== AIM OF THE TASK ==
Filter the records for lines holding the string "xlabel".

BEGIN EXTRACTED INFORMATION

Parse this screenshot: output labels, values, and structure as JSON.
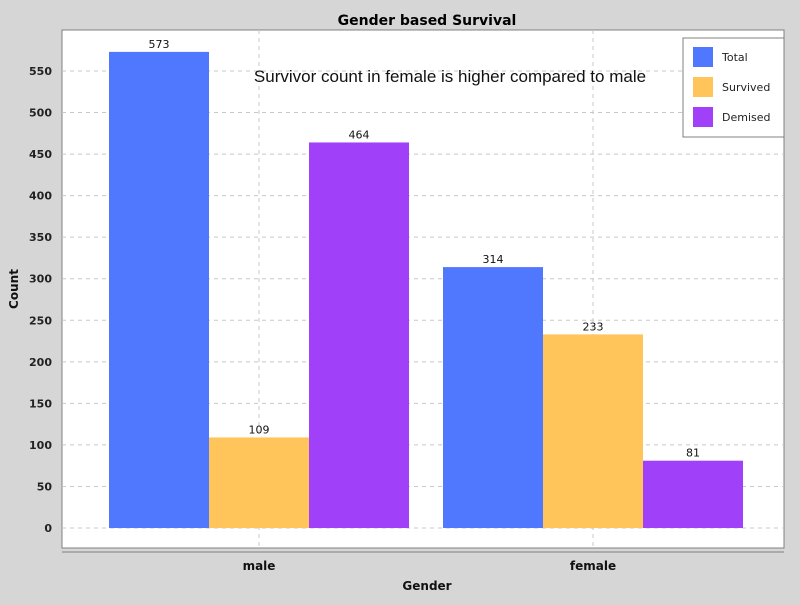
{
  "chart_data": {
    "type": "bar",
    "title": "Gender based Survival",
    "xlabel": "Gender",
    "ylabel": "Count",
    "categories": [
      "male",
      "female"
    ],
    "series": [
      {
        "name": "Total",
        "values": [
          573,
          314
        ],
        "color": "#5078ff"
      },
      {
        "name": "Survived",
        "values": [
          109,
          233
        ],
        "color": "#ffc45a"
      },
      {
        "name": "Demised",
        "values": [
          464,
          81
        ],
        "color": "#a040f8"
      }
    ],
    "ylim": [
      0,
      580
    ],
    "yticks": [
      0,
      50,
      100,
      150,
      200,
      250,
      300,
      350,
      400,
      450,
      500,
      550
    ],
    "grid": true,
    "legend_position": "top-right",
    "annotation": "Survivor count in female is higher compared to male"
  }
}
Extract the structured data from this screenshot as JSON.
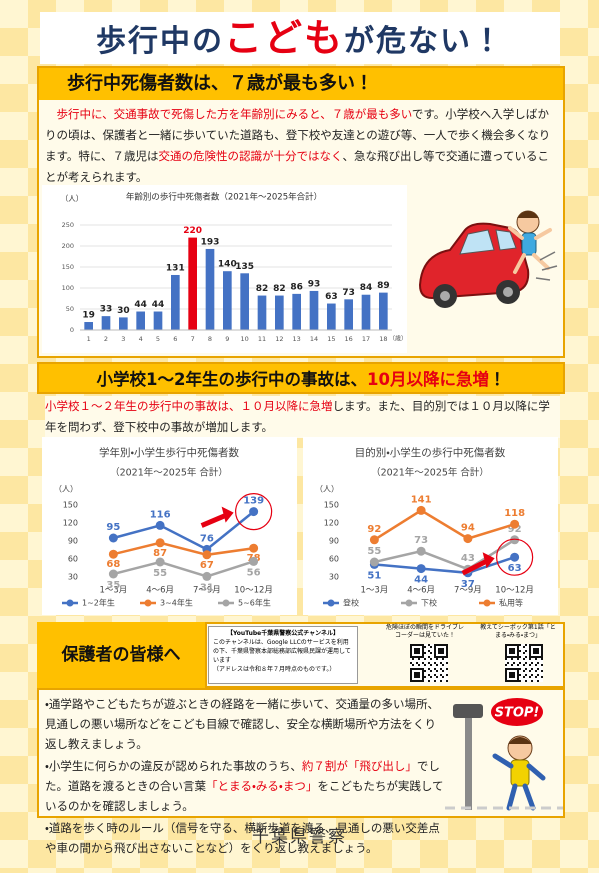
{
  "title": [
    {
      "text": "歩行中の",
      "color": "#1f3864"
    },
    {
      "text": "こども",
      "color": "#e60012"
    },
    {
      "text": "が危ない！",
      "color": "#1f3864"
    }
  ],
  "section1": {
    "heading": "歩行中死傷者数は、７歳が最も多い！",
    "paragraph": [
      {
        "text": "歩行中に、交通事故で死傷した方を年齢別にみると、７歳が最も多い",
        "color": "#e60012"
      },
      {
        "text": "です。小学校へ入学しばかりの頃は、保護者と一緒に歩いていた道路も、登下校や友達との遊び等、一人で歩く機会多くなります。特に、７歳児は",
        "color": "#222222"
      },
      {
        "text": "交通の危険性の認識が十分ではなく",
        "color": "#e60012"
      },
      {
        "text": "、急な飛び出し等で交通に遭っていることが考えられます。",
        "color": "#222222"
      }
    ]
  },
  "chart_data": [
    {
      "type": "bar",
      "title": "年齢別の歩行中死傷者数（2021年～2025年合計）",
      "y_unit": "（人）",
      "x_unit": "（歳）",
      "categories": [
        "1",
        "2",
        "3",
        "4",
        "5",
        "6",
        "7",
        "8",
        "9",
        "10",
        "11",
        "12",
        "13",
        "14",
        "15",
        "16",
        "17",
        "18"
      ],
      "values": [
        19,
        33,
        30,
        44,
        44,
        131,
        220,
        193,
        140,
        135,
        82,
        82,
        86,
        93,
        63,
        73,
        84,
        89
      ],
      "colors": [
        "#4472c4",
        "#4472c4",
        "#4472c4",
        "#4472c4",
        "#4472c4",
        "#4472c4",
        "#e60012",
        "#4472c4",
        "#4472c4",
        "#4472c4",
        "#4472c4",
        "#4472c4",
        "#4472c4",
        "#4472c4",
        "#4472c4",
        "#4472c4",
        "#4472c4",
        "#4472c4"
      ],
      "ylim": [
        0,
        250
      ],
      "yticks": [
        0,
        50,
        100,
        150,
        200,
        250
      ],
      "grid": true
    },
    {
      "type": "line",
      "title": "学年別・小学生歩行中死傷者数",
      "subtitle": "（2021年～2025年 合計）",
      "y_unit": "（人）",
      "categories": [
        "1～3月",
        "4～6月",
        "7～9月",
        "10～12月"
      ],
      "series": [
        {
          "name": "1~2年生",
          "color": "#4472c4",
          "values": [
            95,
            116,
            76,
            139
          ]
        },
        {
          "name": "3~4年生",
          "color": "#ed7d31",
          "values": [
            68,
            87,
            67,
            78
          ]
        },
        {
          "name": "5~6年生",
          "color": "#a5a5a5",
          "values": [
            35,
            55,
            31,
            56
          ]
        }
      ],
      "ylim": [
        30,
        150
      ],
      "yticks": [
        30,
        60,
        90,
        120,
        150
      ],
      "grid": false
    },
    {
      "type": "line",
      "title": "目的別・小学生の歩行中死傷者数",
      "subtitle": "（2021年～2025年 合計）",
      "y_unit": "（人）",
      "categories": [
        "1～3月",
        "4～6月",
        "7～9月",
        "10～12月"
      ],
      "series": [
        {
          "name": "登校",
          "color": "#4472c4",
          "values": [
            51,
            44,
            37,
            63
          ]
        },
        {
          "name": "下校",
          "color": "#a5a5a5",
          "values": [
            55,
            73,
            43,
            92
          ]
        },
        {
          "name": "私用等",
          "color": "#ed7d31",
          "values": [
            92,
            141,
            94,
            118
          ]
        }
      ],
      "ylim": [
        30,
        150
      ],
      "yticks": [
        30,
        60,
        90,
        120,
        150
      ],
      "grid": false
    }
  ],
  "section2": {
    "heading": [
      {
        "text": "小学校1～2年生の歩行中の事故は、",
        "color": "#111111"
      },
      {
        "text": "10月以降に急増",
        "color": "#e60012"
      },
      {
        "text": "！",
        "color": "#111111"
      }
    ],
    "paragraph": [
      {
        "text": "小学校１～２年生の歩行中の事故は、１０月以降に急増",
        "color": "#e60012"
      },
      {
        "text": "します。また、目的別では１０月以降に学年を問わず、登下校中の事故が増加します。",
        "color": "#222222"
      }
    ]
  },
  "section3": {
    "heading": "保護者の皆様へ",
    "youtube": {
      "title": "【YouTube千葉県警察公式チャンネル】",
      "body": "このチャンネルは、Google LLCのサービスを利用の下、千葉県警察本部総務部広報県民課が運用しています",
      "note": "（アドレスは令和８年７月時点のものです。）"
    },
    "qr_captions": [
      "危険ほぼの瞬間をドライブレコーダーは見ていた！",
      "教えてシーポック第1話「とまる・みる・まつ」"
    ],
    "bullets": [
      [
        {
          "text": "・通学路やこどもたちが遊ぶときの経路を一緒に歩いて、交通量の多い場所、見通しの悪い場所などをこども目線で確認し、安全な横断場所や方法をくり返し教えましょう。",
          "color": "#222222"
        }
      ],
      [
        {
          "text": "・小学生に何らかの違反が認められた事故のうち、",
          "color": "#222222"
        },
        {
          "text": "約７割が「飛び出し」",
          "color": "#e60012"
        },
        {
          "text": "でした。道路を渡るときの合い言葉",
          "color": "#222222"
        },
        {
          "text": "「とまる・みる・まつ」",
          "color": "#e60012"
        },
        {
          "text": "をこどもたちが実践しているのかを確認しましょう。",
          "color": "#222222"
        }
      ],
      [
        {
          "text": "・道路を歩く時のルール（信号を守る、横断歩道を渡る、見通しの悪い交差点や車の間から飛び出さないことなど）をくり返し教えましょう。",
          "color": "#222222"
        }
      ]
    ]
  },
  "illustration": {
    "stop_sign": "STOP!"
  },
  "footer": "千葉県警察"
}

END EXTRACTED INFORMATION
BEGIN EXTRACTED INFORMATION

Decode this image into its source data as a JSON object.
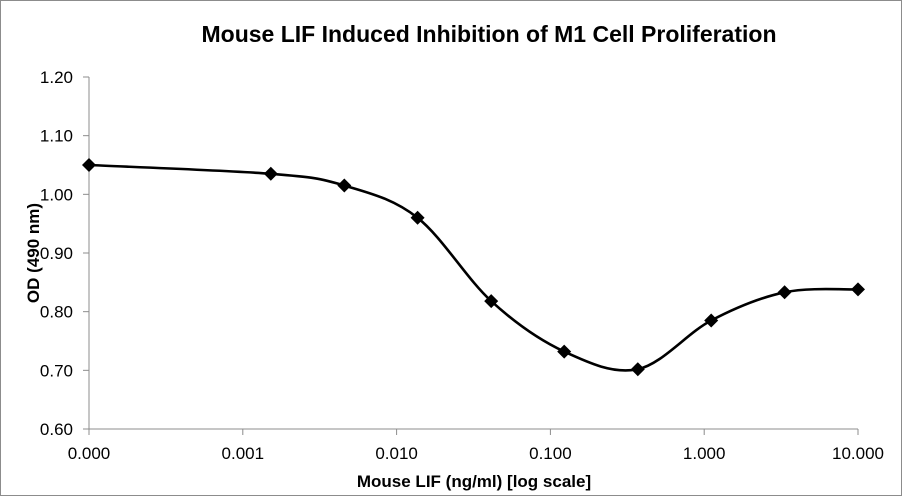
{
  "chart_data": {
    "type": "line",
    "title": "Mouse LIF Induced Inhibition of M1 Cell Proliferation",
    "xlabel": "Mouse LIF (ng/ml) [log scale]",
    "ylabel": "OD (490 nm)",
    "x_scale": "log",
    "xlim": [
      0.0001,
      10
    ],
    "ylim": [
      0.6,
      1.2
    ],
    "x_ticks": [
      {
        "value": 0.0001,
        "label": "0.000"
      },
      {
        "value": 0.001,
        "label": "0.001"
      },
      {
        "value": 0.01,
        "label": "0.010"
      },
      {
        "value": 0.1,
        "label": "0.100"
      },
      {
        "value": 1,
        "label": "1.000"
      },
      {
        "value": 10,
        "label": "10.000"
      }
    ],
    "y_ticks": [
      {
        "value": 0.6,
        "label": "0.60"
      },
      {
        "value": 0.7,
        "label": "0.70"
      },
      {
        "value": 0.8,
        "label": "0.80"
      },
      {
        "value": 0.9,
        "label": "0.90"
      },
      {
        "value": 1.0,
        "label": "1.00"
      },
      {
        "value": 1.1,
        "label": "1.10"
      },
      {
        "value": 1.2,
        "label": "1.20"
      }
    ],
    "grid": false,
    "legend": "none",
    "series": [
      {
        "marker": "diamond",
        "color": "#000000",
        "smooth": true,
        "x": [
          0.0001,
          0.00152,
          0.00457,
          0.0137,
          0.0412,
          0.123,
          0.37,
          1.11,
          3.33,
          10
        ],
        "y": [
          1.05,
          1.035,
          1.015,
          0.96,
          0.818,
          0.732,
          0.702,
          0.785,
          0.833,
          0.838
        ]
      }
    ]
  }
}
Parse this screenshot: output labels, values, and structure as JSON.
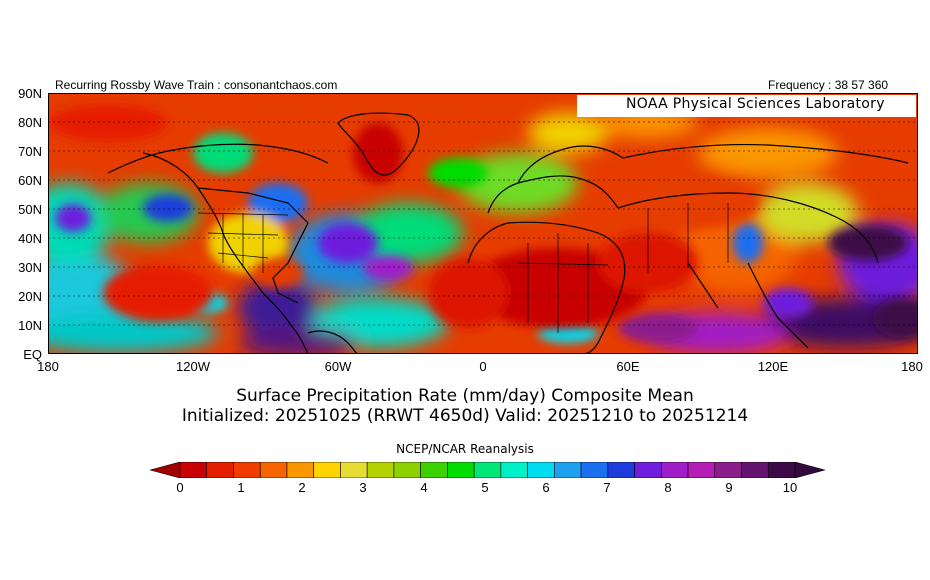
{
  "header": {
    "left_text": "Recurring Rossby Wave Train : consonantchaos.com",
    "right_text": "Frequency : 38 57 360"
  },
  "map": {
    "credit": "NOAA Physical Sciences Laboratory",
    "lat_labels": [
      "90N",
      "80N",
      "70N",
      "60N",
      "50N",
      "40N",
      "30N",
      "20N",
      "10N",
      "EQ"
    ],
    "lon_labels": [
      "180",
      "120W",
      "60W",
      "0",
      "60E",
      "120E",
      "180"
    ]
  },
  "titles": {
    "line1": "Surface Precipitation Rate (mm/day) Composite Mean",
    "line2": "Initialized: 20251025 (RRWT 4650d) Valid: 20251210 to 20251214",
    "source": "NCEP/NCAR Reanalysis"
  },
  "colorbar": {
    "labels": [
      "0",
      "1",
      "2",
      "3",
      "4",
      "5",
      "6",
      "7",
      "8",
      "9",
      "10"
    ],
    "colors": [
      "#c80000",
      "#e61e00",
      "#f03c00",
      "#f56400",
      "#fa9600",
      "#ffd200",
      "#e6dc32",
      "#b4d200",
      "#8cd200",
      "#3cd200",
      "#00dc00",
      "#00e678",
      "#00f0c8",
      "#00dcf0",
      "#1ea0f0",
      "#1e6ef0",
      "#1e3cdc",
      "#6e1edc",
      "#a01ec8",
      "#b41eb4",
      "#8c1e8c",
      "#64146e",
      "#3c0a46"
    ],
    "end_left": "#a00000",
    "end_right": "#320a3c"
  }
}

END EXTRACTED INFORMATION

== ANSWER FOR THIS EXERCISE ==
    "xlabel": "Gender",
    "xlabel": "Mouse LIF (ng/ml) [log scale]",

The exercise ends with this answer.